> **What is asked**: Every line that holds "Artım" should be shown.

> **Records shown**:
********************
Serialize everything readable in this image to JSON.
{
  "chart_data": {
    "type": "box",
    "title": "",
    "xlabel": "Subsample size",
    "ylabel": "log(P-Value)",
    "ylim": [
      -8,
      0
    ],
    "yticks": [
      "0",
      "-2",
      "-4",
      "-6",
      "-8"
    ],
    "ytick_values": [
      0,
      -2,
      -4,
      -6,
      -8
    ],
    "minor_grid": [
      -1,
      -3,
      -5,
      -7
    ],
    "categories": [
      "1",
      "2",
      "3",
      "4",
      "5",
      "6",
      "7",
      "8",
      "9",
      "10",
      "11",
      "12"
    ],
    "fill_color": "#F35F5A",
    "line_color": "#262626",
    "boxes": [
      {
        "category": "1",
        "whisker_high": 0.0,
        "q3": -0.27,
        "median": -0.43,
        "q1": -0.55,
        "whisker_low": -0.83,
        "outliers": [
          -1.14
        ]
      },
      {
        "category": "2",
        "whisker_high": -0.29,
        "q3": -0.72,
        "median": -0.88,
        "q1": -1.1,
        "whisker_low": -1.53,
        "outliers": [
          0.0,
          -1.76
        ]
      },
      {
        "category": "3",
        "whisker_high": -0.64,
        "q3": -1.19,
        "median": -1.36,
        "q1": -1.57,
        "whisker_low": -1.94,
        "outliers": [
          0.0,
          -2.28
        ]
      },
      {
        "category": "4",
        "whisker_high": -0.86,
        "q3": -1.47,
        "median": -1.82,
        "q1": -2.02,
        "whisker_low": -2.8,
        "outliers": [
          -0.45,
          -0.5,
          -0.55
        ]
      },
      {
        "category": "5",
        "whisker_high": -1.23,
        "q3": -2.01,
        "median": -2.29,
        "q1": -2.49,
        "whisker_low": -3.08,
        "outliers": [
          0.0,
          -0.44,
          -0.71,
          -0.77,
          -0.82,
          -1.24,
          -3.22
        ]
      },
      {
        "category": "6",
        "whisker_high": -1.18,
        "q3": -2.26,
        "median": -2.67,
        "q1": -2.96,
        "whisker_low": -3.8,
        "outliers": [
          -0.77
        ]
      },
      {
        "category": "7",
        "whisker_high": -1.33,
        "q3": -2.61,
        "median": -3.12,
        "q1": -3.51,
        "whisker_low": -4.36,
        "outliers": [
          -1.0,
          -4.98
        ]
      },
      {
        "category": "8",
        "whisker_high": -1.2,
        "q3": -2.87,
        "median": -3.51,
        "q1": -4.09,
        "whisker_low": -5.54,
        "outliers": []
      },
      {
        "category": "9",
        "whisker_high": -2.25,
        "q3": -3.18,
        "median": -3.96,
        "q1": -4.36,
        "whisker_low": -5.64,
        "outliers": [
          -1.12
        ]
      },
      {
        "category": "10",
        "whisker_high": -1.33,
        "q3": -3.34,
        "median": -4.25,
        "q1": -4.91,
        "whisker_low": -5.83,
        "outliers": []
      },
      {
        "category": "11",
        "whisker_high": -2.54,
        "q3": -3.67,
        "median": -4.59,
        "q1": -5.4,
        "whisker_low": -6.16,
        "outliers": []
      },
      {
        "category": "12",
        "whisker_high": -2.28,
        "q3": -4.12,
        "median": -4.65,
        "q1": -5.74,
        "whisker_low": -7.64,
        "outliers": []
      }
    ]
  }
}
********************
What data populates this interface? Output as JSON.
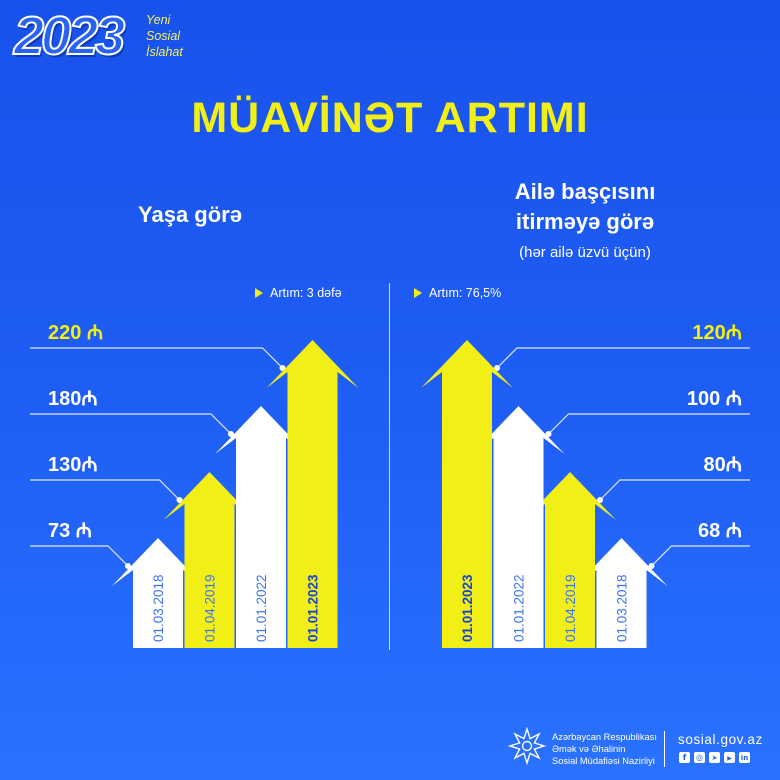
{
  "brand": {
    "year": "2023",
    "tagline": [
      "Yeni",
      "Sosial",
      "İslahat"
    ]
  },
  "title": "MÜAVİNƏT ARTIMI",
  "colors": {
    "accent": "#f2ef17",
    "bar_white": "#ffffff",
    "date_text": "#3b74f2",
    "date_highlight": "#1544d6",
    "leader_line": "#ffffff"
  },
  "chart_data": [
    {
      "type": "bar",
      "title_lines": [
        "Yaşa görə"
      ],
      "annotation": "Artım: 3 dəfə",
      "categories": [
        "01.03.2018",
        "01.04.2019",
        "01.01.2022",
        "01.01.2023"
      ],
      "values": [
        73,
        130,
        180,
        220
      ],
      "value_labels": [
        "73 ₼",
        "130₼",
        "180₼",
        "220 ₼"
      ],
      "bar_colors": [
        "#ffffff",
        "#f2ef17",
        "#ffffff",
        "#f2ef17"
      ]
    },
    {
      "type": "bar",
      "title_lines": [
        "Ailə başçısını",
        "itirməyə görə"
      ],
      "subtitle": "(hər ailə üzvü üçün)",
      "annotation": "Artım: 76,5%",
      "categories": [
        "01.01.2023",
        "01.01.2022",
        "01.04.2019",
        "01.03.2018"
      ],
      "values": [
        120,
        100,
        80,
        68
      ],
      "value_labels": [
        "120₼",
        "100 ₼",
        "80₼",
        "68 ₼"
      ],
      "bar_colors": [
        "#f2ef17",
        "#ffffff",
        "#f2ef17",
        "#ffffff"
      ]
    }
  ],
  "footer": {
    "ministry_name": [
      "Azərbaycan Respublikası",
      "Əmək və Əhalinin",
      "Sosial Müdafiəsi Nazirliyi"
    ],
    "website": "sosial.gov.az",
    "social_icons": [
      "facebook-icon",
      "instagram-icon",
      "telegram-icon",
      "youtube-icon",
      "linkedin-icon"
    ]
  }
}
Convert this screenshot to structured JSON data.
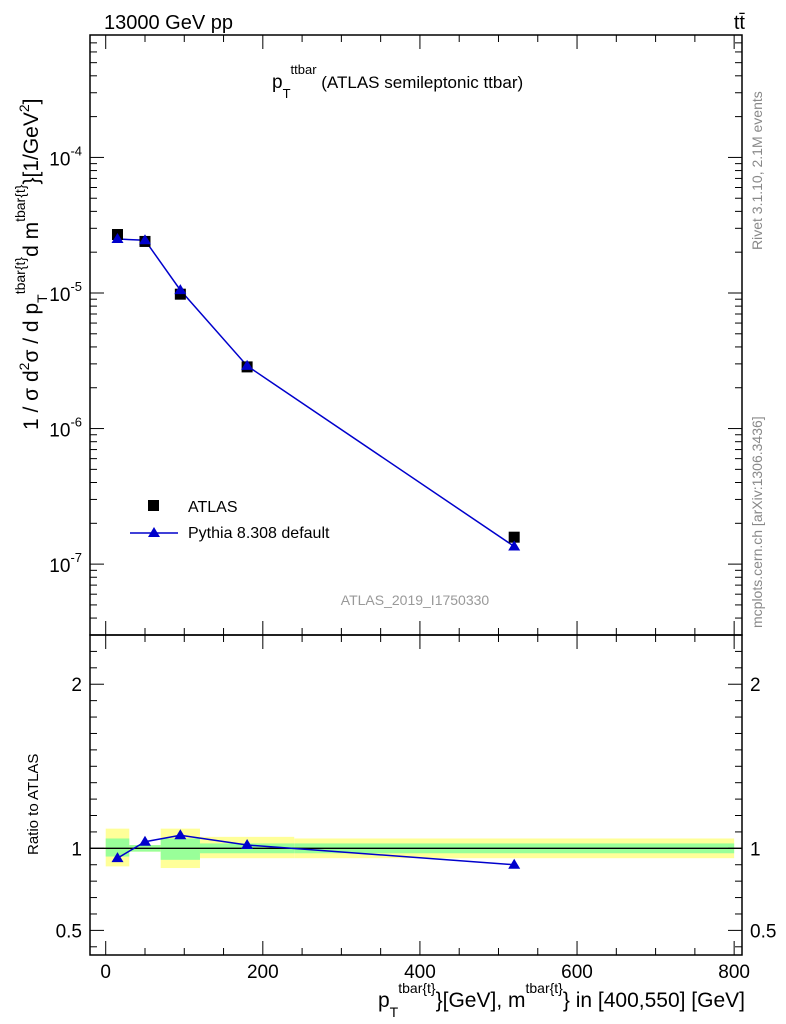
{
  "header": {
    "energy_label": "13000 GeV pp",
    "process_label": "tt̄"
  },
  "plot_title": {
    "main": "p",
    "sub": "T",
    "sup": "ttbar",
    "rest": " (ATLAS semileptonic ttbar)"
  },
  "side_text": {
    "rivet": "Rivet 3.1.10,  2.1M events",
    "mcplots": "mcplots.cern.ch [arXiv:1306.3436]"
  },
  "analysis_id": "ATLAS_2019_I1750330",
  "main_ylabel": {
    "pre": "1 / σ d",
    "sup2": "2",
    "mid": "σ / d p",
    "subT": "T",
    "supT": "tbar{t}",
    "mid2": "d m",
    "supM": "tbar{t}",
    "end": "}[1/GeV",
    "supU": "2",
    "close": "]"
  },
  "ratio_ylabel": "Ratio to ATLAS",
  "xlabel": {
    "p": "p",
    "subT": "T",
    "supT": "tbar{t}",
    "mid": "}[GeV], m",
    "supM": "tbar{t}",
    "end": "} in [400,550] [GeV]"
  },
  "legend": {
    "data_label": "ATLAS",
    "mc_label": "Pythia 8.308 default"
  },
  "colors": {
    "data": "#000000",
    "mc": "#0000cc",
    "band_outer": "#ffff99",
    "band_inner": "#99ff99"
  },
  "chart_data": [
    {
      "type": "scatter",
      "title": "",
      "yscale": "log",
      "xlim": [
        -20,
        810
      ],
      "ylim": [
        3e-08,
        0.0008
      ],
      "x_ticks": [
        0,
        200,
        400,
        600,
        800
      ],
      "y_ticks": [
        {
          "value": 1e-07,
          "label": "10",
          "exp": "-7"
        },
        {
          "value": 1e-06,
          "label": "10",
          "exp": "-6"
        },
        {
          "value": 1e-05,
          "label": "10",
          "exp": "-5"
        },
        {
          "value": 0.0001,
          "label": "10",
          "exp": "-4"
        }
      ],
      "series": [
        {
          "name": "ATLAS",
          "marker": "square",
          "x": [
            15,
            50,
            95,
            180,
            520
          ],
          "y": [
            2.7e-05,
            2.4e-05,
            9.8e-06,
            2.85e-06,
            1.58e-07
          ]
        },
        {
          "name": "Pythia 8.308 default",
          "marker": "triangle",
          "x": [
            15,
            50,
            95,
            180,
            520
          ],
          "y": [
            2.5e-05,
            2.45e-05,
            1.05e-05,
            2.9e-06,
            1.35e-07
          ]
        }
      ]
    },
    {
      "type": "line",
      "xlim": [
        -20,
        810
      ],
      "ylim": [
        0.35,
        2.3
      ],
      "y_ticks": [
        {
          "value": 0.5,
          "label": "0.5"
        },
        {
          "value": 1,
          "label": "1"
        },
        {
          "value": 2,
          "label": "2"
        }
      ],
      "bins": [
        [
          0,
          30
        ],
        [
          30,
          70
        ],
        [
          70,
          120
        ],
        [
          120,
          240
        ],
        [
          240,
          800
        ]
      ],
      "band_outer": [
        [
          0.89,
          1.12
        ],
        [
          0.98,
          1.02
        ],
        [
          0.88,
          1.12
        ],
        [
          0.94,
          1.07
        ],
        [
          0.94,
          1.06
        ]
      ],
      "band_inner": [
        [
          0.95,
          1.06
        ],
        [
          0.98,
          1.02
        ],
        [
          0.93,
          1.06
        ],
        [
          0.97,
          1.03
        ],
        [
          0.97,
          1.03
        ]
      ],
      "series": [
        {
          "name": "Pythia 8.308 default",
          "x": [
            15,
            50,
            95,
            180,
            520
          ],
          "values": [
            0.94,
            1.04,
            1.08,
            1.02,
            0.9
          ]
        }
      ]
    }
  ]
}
********************
> **Reply to the exercise**:
      "annotation": "Artım: 3 dəfə",
      "annotation": "Artım: 76,5%",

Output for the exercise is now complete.